» **THE PROBLEM**:
Provide nothing but the number of lines containing the string "fraction".
☆ ☆ ☆ ☆
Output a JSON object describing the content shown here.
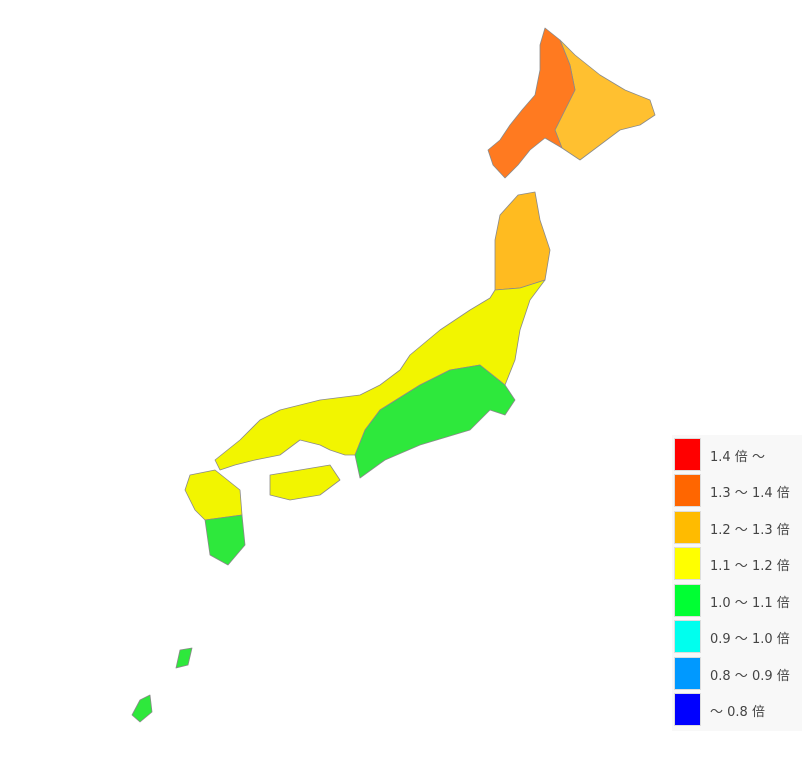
{
  "legend": {
    "items": [
      {
        "label": "1.4 倍 ～",
        "color": "#ff0000"
      },
      {
        "label": "1.3 ～ 1.4 倍",
        "color": "#ff6600"
      },
      {
        "label": "1.2 ～ 1.3 倍",
        "color": "#ffbb00"
      },
      {
        "label": "1.1 ～ 1.2 倍",
        "color": "#ffff00"
      },
      {
        "label": "1.0 ～ 1.1 倍",
        "color": "#00ff33"
      },
      {
        "label": "0.9 ～ 1.0 倍",
        "color": "#00ffee"
      },
      {
        "label": "0.8 ～ 0.9 倍",
        "color": "#0099ff"
      },
      {
        "label": "～ 0.8 倍",
        "color": "#0000ff"
      }
    ]
  },
  "map": {
    "regions": [
      {
        "name": "hokkaido-west",
        "class": "1.3 ～ 1.4 倍"
      },
      {
        "name": "hokkaido-east",
        "class": "1.2 ～ 1.3 倍"
      },
      {
        "name": "tohoku-north",
        "class": "1.2 ～ 1.3 倍"
      },
      {
        "name": "honshu-central",
        "class": "1.1 ～ 1.2 倍"
      },
      {
        "name": "kanto-tokai-kinki-south",
        "class": "1.0 ～ 1.1 倍"
      },
      {
        "name": "shikoku",
        "class": "1.1 ～ 1.2 倍"
      },
      {
        "name": "kyushu-north",
        "class": "1.1 ～ 1.2 倍"
      },
      {
        "name": "kyushu-south",
        "class": "1.0 ～ 1.1 倍"
      },
      {
        "name": "okinawa",
        "class": "1.0 ～ 1.1 倍"
      }
    ]
  }
}
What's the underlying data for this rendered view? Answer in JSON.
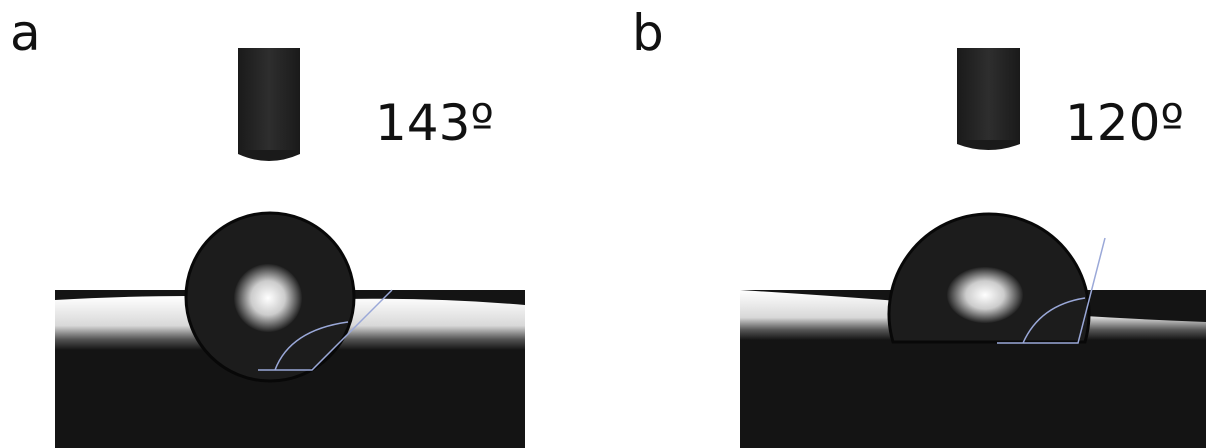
{
  "panels": [
    {
      "label": "a",
      "angle": "143º"
    },
    {
      "label": "b",
      "angle": "120º"
    }
  ]
}
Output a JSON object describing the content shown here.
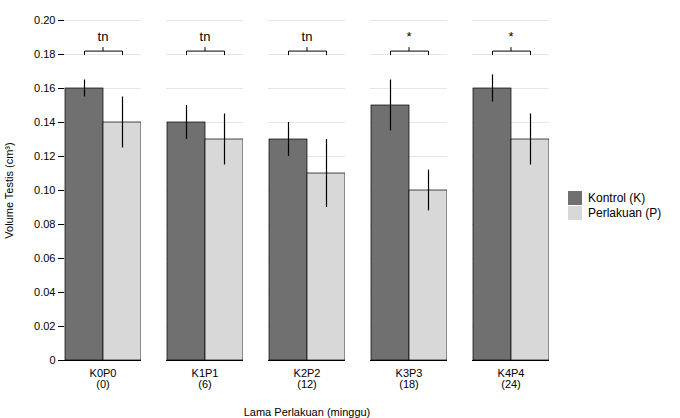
{
  "chart_data": {
    "type": "bar",
    "categories": [
      "K0P0\n(0)",
      "K1P1\n(6)",
      "K2P2\n(12)",
      "K3P3\n(18)",
      "K4P4\n(24)"
    ],
    "series": [
      {
        "name": "Kontrol (K)",
        "color": "#707070",
        "values": [
          0.16,
          0.14,
          0.13,
          0.15,
          0.16
        ],
        "errors": [
          0.005,
          0.01,
          0.01,
          0.015,
          0.008
        ]
      },
      {
        "name": "Perlakuan (P)",
        "color": "#d8d8d8",
        "values": [
          0.14,
          0.13,
          0.11,
          0.1,
          0.13
        ],
        "errors": [
          0.015,
          0.015,
          0.02,
          0.012,
          0.015
        ]
      }
    ],
    "significance": {
      "labels": [
        "tn",
        "tn",
        "tn",
        "*",
        "*"
      ],
      "line_y": 0.182,
      "text_y": 0.188
    },
    "xlabel": "Lama Perlakuan (minggu)",
    "ylabel": "Volume Testis (cm³)",
    "ylim": [
      0,
      0.2
    ],
    "yticks": [
      0,
      0.02,
      0.04,
      0.06,
      0.08,
      {
        "value": 0.1,
        "label": "0.10"
      },
      0.12,
      0.14,
      0.16,
      0.18,
      {
        "value": 0.2,
        "label": "0.20"
      }
    ],
    "grid": true,
    "legend": "right"
  }
}
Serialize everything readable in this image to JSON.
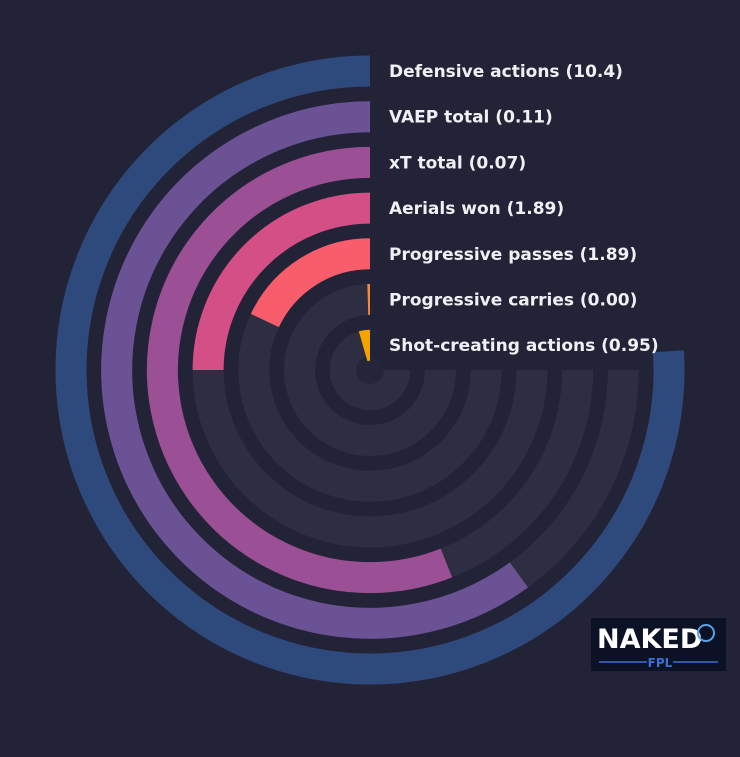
{
  "chart_data": {
    "type": "radial-bar",
    "track_color": "#2e2e42",
    "background": "#232337",
    "series": [
      {
        "name": "Defensive actions",
        "value_label": "10.4",
        "fraction": 0.76,
        "color": "#2e4a7d"
      },
      {
        "name": "VAEP total",
        "value_label": "0.11",
        "fraction": 0.6,
        "color": "#6a5294"
      },
      {
        "name": "xT total",
        "value_label": "0.07",
        "fraction": 0.56,
        "color": "#9b4f95"
      },
      {
        "name": "Aerials won",
        "value_label": "1.89",
        "fraction": 0.25,
        "color": "#d44f85"
      },
      {
        "name": "Progressive passes",
        "value_label": "1.89",
        "fraction": 0.18,
        "color": "#f85d6b"
      },
      {
        "name": "Progressive carries",
        "value_label": "0.00",
        "fraction": 0.005,
        "color": "#f48b3a"
      },
      {
        "name": "Shot-creating actions",
        "value_label": "0.95",
        "fraction": 0.045,
        "color": "#f5a300"
      }
    ]
  },
  "logo": {
    "main_text": "NAKED",
    "sub_text": "FPL"
  }
}
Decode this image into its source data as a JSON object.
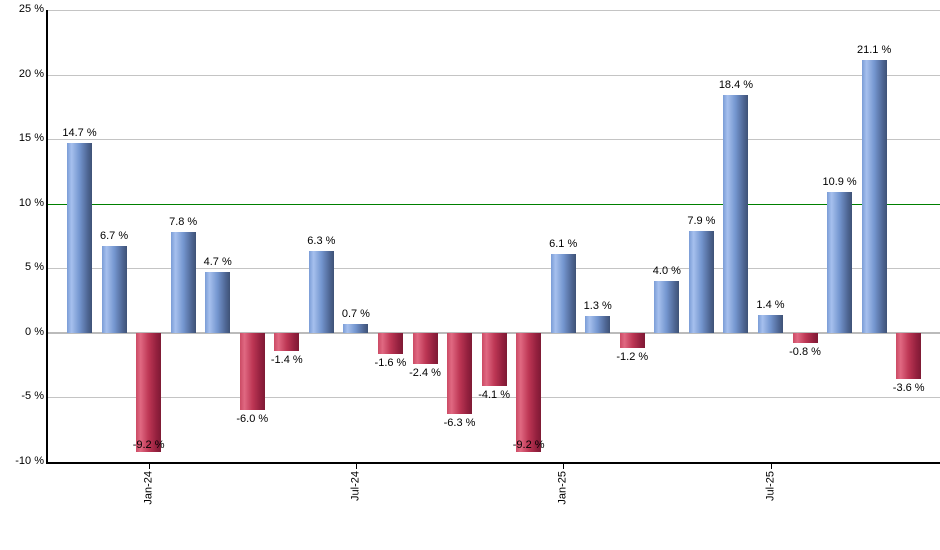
{
  "chart_data": {
    "type": "bar",
    "title": "",
    "ylabel": "",
    "xlabel": "",
    "ylim": [
      -10,
      25
    ],
    "grid": true,
    "bars": [
      {
        "value": 14.7,
        "label": "14.7 %"
      },
      {
        "value": 6.7,
        "label": "6.7 %"
      },
      {
        "value": -9.2,
        "label": "-9.2 %"
      },
      {
        "value": 7.8,
        "label": "7.8 %"
      },
      {
        "value": 4.7,
        "label": "4.7 %"
      },
      {
        "value": -6.0,
        "label": "-6.0 %"
      },
      {
        "value": -1.4,
        "label": "-1.4 %"
      },
      {
        "value": 6.3,
        "label": "6.3 %"
      },
      {
        "value": 0.7,
        "label": "0.7 %"
      },
      {
        "value": -1.6,
        "label": "-1.6 %"
      },
      {
        "value": -2.4,
        "label": "-2.4 %"
      },
      {
        "value": -6.3,
        "label": "-6.3 %"
      },
      {
        "value": -4.1,
        "label": "-4.1 %"
      },
      {
        "value": -9.2,
        "label": "-9.2 %"
      },
      {
        "value": 6.1,
        "label": "6.1 %"
      },
      {
        "value": 1.3,
        "label": "1.3 %"
      },
      {
        "value": -1.2,
        "label": "-1.2 %"
      },
      {
        "value": 4.0,
        "label": "4.0 %"
      },
      {
        "value": 7.9,
        "label": "7.9 %"
      },
      {
        "value": 18.4,
        "label": "18.4 %"
      },
      {
        "value": 1.4,
        "label": "1.4 %"
      },
      {
        "value": -0.8,
        "label": "-0.8 %"
      },
      {
        "value": 10.9,
        "label": "10.9 %"
      },
      {
        "value": 21.1,
        "label": "21.1 %"
      },
      {
        "value": -3.6,
        "label": "-3.6 %"
      }
    ],
    "y_ticks": [
      {
        "value": 25,
        "label": "25 %"
      },
      {
        "value": 20,
        "label": "20 %"
      },
      {
        "value": 15,
        "label": "15 %"
      },
      {
        "value": 10,
        "label": "10 %"
      },
      {
        "value": 5,
        "label": "5 %"
      },
      {
        "value": 0,
        "label": "0 %"
      },
      {
        "value": -5,
        "label": "-5 %"
      },
      {
        "value": -10,
        "label": "-10 %"
      }
    ],
    "x_ticks": [
      {
        "bar_index": 2,
        "label": "Jan-24"
      },
      {
        "bar_index": 8,
        "label": "Jul-24"
      },
      {
        "bar_index": 14,
        "label": "Jan-25"
      },
      {
        "bar_index": 20,
        "label": "Jul-25"
      }
    ],
    "reference_line": {
      "value": 10,
      "color": "#008000"
    },
    "legend": [],
    "colors": {
      "positive_bar_gradient": [
        "#7a9cd6",
        "#a6c0ee",
        "#7496cf",
        "#4f6795",
        "#3e5276"
      ],
      "negative_bar_gradient": [
        "#cb4a64",
        "#e06982",
        "#be3755",
        "#94203e",
        "#7e1a34"
      ],
      "gridline": "#c4c4c4",
      "zero_line": "#bbbbbb",
      "axis": "#000000",
      "label_text": "#000000",
      "background": "#ffffff"
    }
  }
}
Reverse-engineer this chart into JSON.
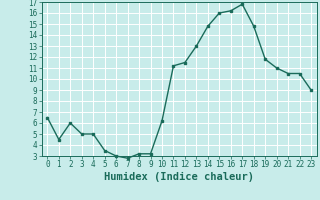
{
  "x": [
    0,
    1,
    2,
    3,
    4,
    5,
    6,
    7,
    8,
    9,
    10,
    11,
    12,
    13,
    14,
    15,
    16,
    17,
    18,
    19,
    20,
    21,
    22,
    23
  ],
  "y": [
    6.5,
    4.5,
    6.0,
    5.0,
    5.0,
    3.5,
    3.0,
    2.8,
    3.2,
    3.2,
    6.2,
    11.2,
    11.5,
    13.0,
    14.8,
    16.0,
    16.2,
    16.8,
    14.8,
    11.8,
    11.0,
    10.5,
    10.5,
    9.0
  ],
  "line_color": "#1a6b5a",
  "marker": "s",
  "marker_size": 2,
  "bg_color": "#c8ecea",
  "grid_color": "#ffffff",
  "xlabel": "Humidex (Indice chaleur)",
  "ylim": [
    3,
    17
  ],
  "xlim": [
    -0.5,
    23.5
  ],
  "yticks": [
    3,
    4,
    5,
    6,
    7,
    8,
    9,
    10,
    11,
    12,
    13,
    14,
    15,
    16,
    17
  ],
  "xticks": [
    0,
    1,
    2,
    3,
    4,
    5,
    6,
    7,
    8,
    9,
    10,
    11,
    12,
    13,
    14,
    15,
    16,
    17,
    18,
    19,
    20,
    21,
    22,
    23
  ],
  "tick_color": "#1a6b5a",
  "label_color": "#1a6b5a",
  "tick_fontsize": 5.5,
  "xlabel_fontsize": 7.5,
  "line_width": 1.0
}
☆ ☆ ☆ ☆
» **IN RESPONSE**:
7